• Given problem 1
Answer these from the article about King Qashqash's order:
(a) In which publication was the discovery published?
(b) What size is the document in centimeters?
(c) What is the name of the scribe who wrote it?
• Given problem 2
Write the next part of the article about King Qashqash's order, starting after its final paragraph.

• Source document
▬▬▬▬▬▬
A small, fragile sheet of paper discovered in northern Sudan is doing something archaeologists rarely get to witness firsthand: turning a figure once confined to legend into a verifiable historical ruler.
Unearthed during excavations at the archaeological site of Old Dongola, the document preserves a short administrative order issued by a ruler named King Qashqash, a ruler previously known only from later hagiographic texts and oral tradition.
Published in Azania: Archaeological Research in Africa, the discovery provides rare evidence that the once semi-legendary monarch was not only real, but actively managing the day-to-day affairs of his kingdom. In doing so, the document also captures a rare written voice from a largely undocumented chapter of African history.
“The documentary sources uncovered at Old Dongola, including the king’s order, provide invaluable insights into the network of connections in Dongola before the colonial era,” researchers write. “This evidence presents a unique opportunity to explore the linguistic transformations and cultural interactions that have shaped Nubia over time.”
A rare document from a poorly documented era
Old Dongola sits on the eastern bank of the Nile in modern Sudan. During the Middle Ages, it served as the capital of Makuria, one of the powerful Christian kingdoms that once dominated Nubia.
However, by the fourteenth century, Makuria had declined, and the region’s political history during the following centuries remains only partially understood.
This in-between era—spanning the collapse of themedieval Nubian states and Sudan’s nineteenth-century Turco-Egyptian conquest—is among the most opaque chapters in the region’s history. Contemporary written records are scarce, forcing historians to piece together events from later texts, oral traditions, and occasional accounts by foreign travelers. It’s a gap so deep that scholars have sometimes labeled it a historical “dark age.”
However, this newly analyzed document helps illuminate that gap. It provides direct evidence of political authority in Dongola during the sixteenth or early seventeenth century, when the region was undergoing major social and cultural change as Arabization and Islamization spread along the Nile Valley.
The “House of the Mekk”
The king’s order was discovered inside a large structure within Dongola’s citadel, dubbed by archaeologists as “Building A.1” and sometimes called the “House of the Mekk.” Local traditions associate the building with a Mekk, an indigenous title used in late pre-colonial Sudan for local rulers subordinate to the Sultan of Sennar.
Archaeological evidence suggests the structure was indeed home to members of Dongola’s elite. Compared with other houses from the same period, the building is significantly larger and contains a more complex layout.
Excavations also revealed objects associated with high status, including luxury textiles made from linen, cotton, and silk, jewelry, leather shoes, and a dagger handle made of ivory or rhino horn.
Researchers also recovered musket balls and what appears to be a powder horn—objects that likely functioned more as prestige symbols than weapons in pre-colonial Nubia.
However, perhaps the most remarkable finds were written documents. Excavations in Building A.1 uncovered more than twenty paper texts, including letters, administrative notes, legal records, and amulets. Among them was the document now known as the king’s order.
King Qashqash’s instruction
The document itself is small—about 10.5 by 9.5 centimeters—and written in Arabic by a scribe named Hamad. It is addressed from King Qashqash to a man named Khidr, who appears to have acted as a royal subordinate or intermediary.
The message instructs Khidr to oversee an exchange involving textiles and livestock. According to the translation published in the study, the king directs Khidr to receive three textile units from a man named Muhammad al-ʿArab and provide him with a ewe and her offspring. Khidr is then ordered to collect the animals from another individual, ʿAbd al-Jabir, and deliver them without delay.
▬▬▬▬▬▬
Source data
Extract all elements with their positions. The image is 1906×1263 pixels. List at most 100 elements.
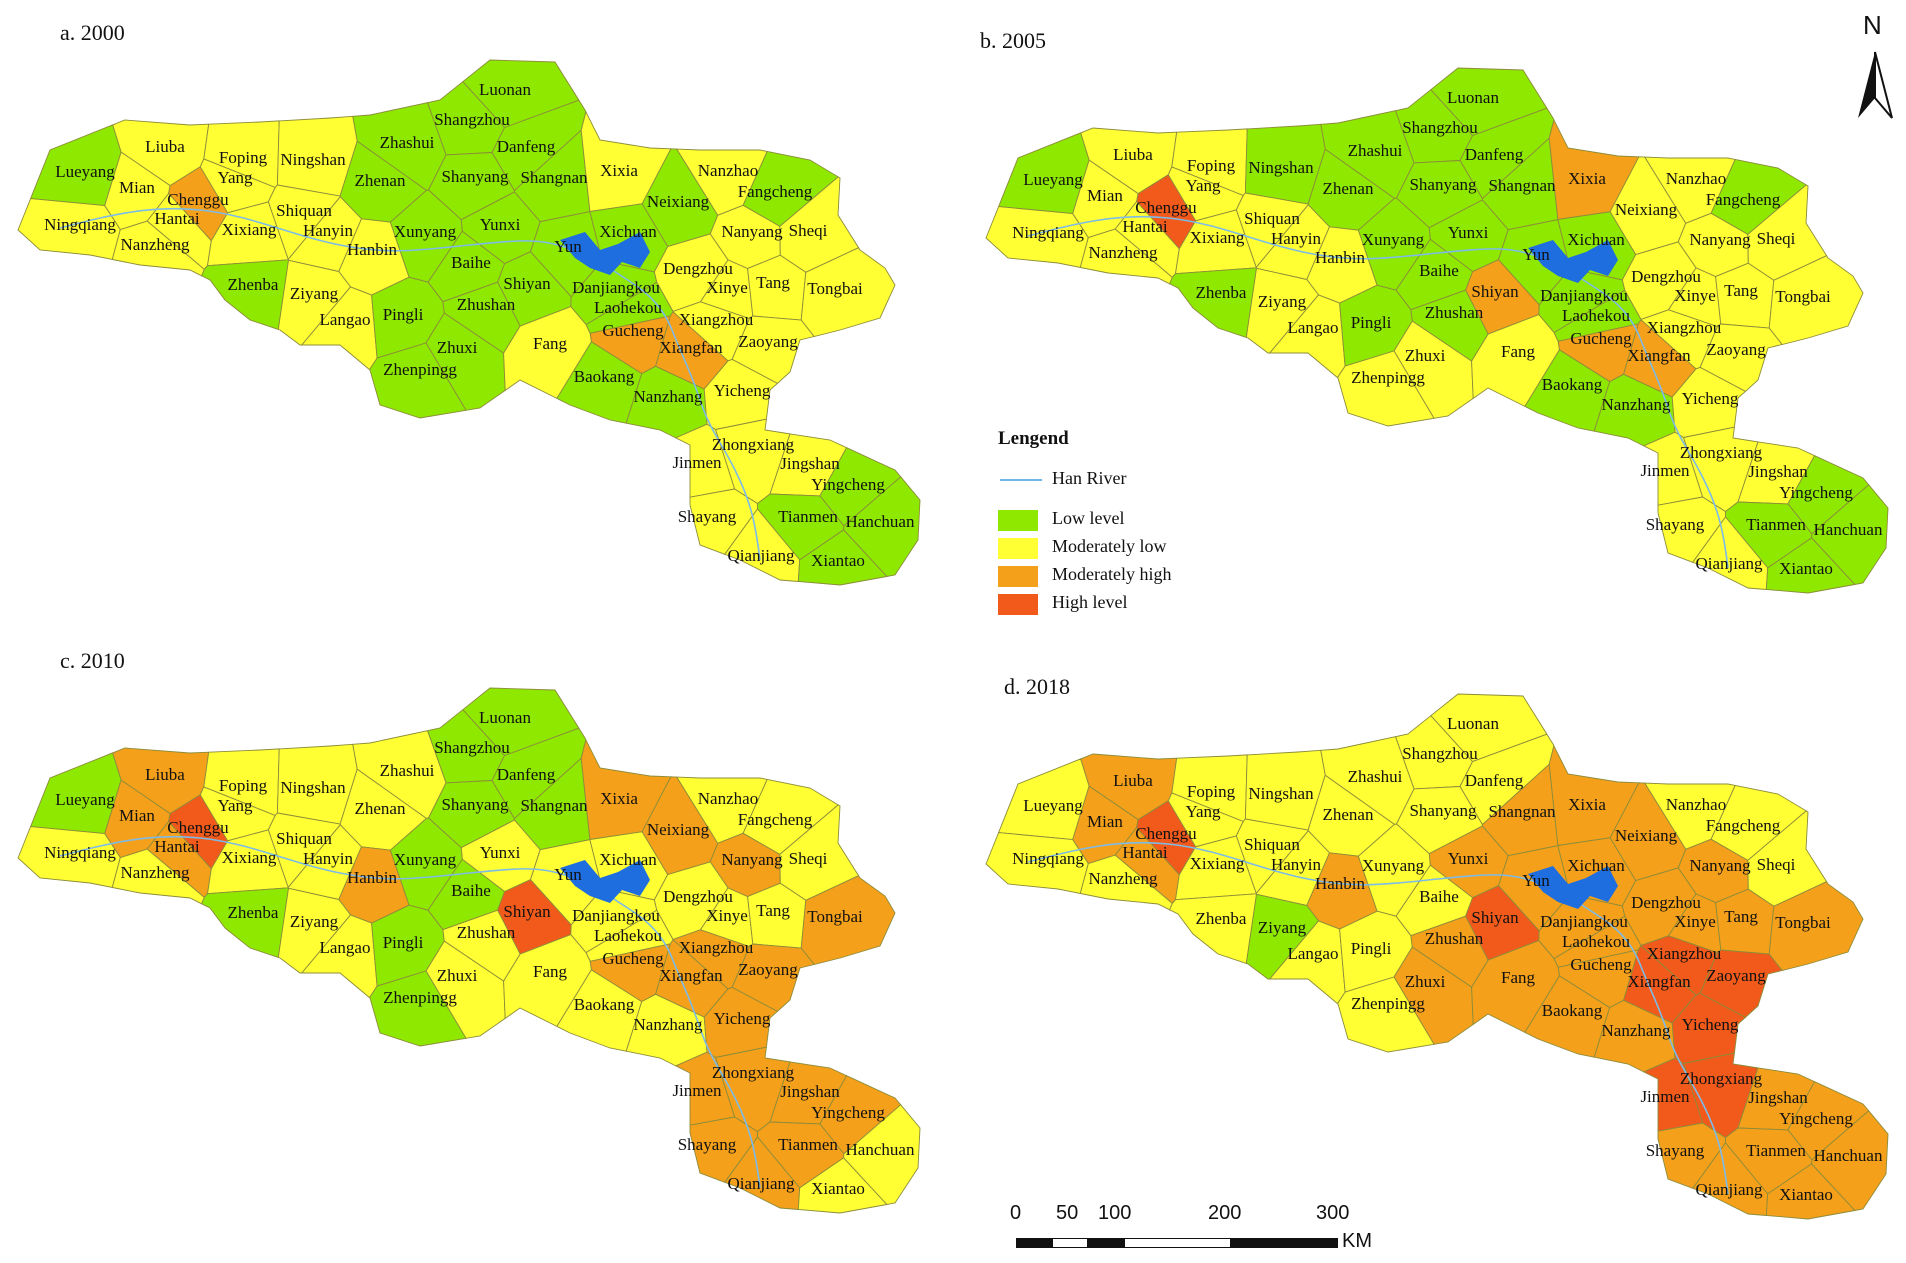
county-label-liuba: Liuba	[145, 765, 185, 784]
north-arrow-icon	[1858, 51, 1893, 119]
danjiangkou-reservoir	[560, 860, 650, 903]
county-region-zhenba	[1169, 267, 1257, 338]
county-label-xinye: Xinye	[706, 278, 748, 297]
county-region-jinmen	[1642, 431, 1704, 506]
legend-swatch	[998, 538, 1038, 559]
county-region-ziyang	[1245, 267, 1320, 354]
county-label-mian: Mian	[1087, 812, 1123, 831]
legend-swatch	[998, 594, 1038, 615]
county-label-xixia: Xixia	[600, 789, 638, 808]
county-label-ziyang: Ziyang	[1258, 292, 1307, 311]
legend-item-label: Low level	[1052, 508, 1125, 528]
county-label-ziyang: Ziyang	[1258, 918, 1307, 937]
county-label-zhongxiang: Zhongxiang	[712, 435, 795, 454]
county-label-yunxi: Yunxi	[1448, 223, 1489, 242]
county-label-baihe: Baihe	[451, 253, 491, 272]
county-label-shiyan: Shiyan	[1471, 282, 1519, 301]
county-label-lueyang: Lueyang	[55, 162, 115, 181]
county-label-xiangzhou: Xiangzhou	[679, 310, 754, 329]
legend-river-entry: Han River	[1000, 468, 1260, 492]
county-label-zhuxi: Zhuxi	[1405, 972, 1446, 991]
county-label-pingli: Pingli	[383, 305, 424, 324]
county-label-luonan: Luonan	[479, 708, 531, 727]
scale-unit: KM	[1342, 1230, 1372, 1252]
county-region-tongbai	[1768, 255, 1864, 346]
legend-river-label: Han River	[1052, 468, 1127, 488]
county-label-fangcheng: Fangcheng	[738, 182, 813, 201]
county-label-nanzhang: Nanzhang	[634, 1015, 703, 1034]
county-label-zaoyang: Zaoyang	[1706, 340, 1766, 359]
county-label-shanyang: Shanyang	[1409, 801, 1477, 820]
county-label-zhushan: Zhushan	[1425, 303, 1484, 322]
county-label-xixia: Xixia	[1568, 795, 1606, 814]
county-label-xiantao: Xiantao	[811, 1179, 865, 1198]
county-label-zhenan: Zhenan	[355, 171, 406, 190]
county-region-hanchuan	[843, 476, 921, 577]
county-label-zhushan: Zhushan	[1425, 929, 1484, 948]
county-label-hanbin: Hanbin	[347, 240, 398, 259]
county-region-fang	[1471, 314, 1560, 407]
county-label-gucheng: Gucheng	[1570, 329, 1632, 348]
county-region-nanzheng	[1079, 854, 1173, 911]
county-label-jingshan: Jingshan	[780, 1082, 840, 1101]
county-label-xixiang: Xixiang	[1190, 854, 1245, 873]
scale-segment	[1124, 1238, 1231, 1248]
county-label-zhashui: Zhashui	[1348, 141, 1403, 160]
county-label-xiantao: Xiantao	[811, 551, 865, 570]
scale-tick: 300	[1316, 1202, 1350, 1224]
county-region-fang	[503, 306, 592, 399]
scale-segment	[1231, 1238, 1338, 1248]
county-label-qianjiang: Qianjiang	[727, 546, 795, 565]
legend-item-label: Moderately high	[1052, 564, 1172, 584]
county-label-danfeng: Danfeng	[497, 765, 556, 784]
county-label-luonan: Luonan	[479, 80, 531, 99]
county-label-foping: Foping	[219, 776, 268, 795]
county-label-ningqiang: Ningqiang	[44, 843, 116, 862]
county-label-mian: Mian	[1087, 186, 1123, 205]
county-label-fang: Fang	[1501, 968, 1536, 987]
county-label-yun: Yun	[554, 865, 582, 884]
county-label-tongbai: Tongbai	[1775, 913, 1831, 932]
county-label-baihe: Baihe	[451, 881, 491, 900]
county-label-xixia: Xixia	[600, 161, 638, 180]
county-label-zhenba: Zhenba	[228, 903, 279, 922]
county-label-pingli: Pingli	[1351, 939, 1392, 958]
county-label-foping: Foping	[1187, 782, 1236, 801]
county-label-yicheng: Yicheng	[714, 381, 771, 400]
county-label-tongbai: Tongbai	[1775, 287, 1831, 306]
county-label-yun: Yun	[554, 237, 582, 256]
county-label-zhashui: Zhashui	[380, 133, 435, 152]
county-label-baokang: Baokang	[1542, 375, 1603, 394]
county-label-lueyang: Lueyang	[55, 790, 115, 809]
county-label-nanzhao: Nanzhao	[698, 161, 758, 180]
county-label-laohekou: Laohekou	[594, 298, 662, 317]
choropleth-map: Luonan Shangzhou Zhashui Danfeng Liuba Foping…	[17, 59, 921, 586]
county-label-pingli: Pingli	[1351, 313, 1392, 332]
county-label-ningshan: Ningshan	[1248, 158, 1314, 177]
map-panel-2005: b. 2005 Luonan Shangzhou Zhashui Danfeng Liu…	[980, 0, 1906, 630]
county-label-hanbin: Hanbin	[347, 868, 398, 887]
county-region-jinmen	[674, 1051, 736, 1126]
county-region-nanzheng	[1079, 228, 1173, 285]
choropleth-map: Luonan Shangzhou Zhashui Danfeng Liuba Foping…	[985, 67, 1889, 594]
county-label-yingcheng: Yingcheng	[811, 475, 885, 494]
map-layer: Luonan Shangzhou Zhashui Danfeng Liuba Foping…	[985, 67, 1889, 594]
county-label-qianjiang: Qianjiang	[1695, 1180, 1763, 1199]
county-label-fangcheng: Fangcheng	[1706, 816, 1781, 835]
county-label-fang: Fang	[1501, 342, 1536, 361]
county-label-langao: Langao	[320, 310, 371, 329]
county-label-nanzhao: Nanzhao	[698, 789, 758, 808]
county-label-tongbai: Tongbai	[807, 279, 863, 298]
county-label-danjiangkou: Danjiangkou	[572, 278, 660, 297]
county-label-nanzheng: Nanzheng	[1089, 869, 1158, 888]
county-label-sheqi: Sheqi	[1757, 229, 1796, 248]
county-label-nanzhang: Nanzhang	[1602, 1021, 1671, 1040]
choropleth-map: Luonan Shangzhou Zhashui Danfeng Liuba Foping…	[17, 687, 921, 1214]
county-label-shangzhou: Shangzhou	[1402, 744, 1478, 763]
county-label-xichuan: Xichuan	[1567, 856, 1625, 875]
county-label-qianjiang: Qianjiang	[727, 1174, 795, 1193]
danjiangkou-reservoir	[1528, 866, 1618, 909]
county-label-langao: Langao	[320, 938, 371, 957]
county-label-chenggu: Chenggu	[167, 818, 229, 837]
county-label-hantai: Hantai	[1122, 843, 1168, 862]
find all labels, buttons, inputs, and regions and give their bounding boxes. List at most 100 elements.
▬▬▬▬▬▬
• Right answer 1
(a) Azania: Archaeological Research in Africa
(b) About 10.5 by 9.5 centimeters
(c) Hamad

• Right answer 2
A short note on the reverse side of the document appears to mention additional goods—possibly cotton cloth or headwear—though parts of the text are damaged and difficult to interpret.
On the surface, the order appears to be a routine administrative note. Yet it reveals a strikingly human portrait of a ruler managing exchanges, coordinating intermediaries, and maintaining relationships within the local economy.
Although the document itself does not include a date, the archaeological context helps narrow the date to when it was written.
Coins discovered in the same room were minted in Egypt during the reign of Ottoman Sultan Murad IV (1623-1640) and possibly during that of his successor, Ibrahim. This suggests that the layer where the document was found was deposited sometime after the early seventeenth century.
Radiocarbon analysis of organic material from the same deposit further indicates that the rubbish layer likely formed between the late seventeenth and eighteenth centuries. The document itself was probably written earlier and later discarded.
“Although the archaeological context suggests a later date, internal analysis and comparisons with other sources indicate that it most likely dates to the late sixteenth or early seventeenth century,” researchers write.
Pulling King Qashqash out of legend
Before this discovery, King Qashqash appeared only in Kitāb al-T. abaqāt, a Sudanese biographical work compiled near the end of the Funj period that preserves stories about Islamic scholars and holy men.
In those narratives, Qashqash appears only indirectly, making it difficult to determine whether he was a historical figure or part of a semi-legendary lineage. However, the Dongola document provides the first direct evidence of the ruler’s existence.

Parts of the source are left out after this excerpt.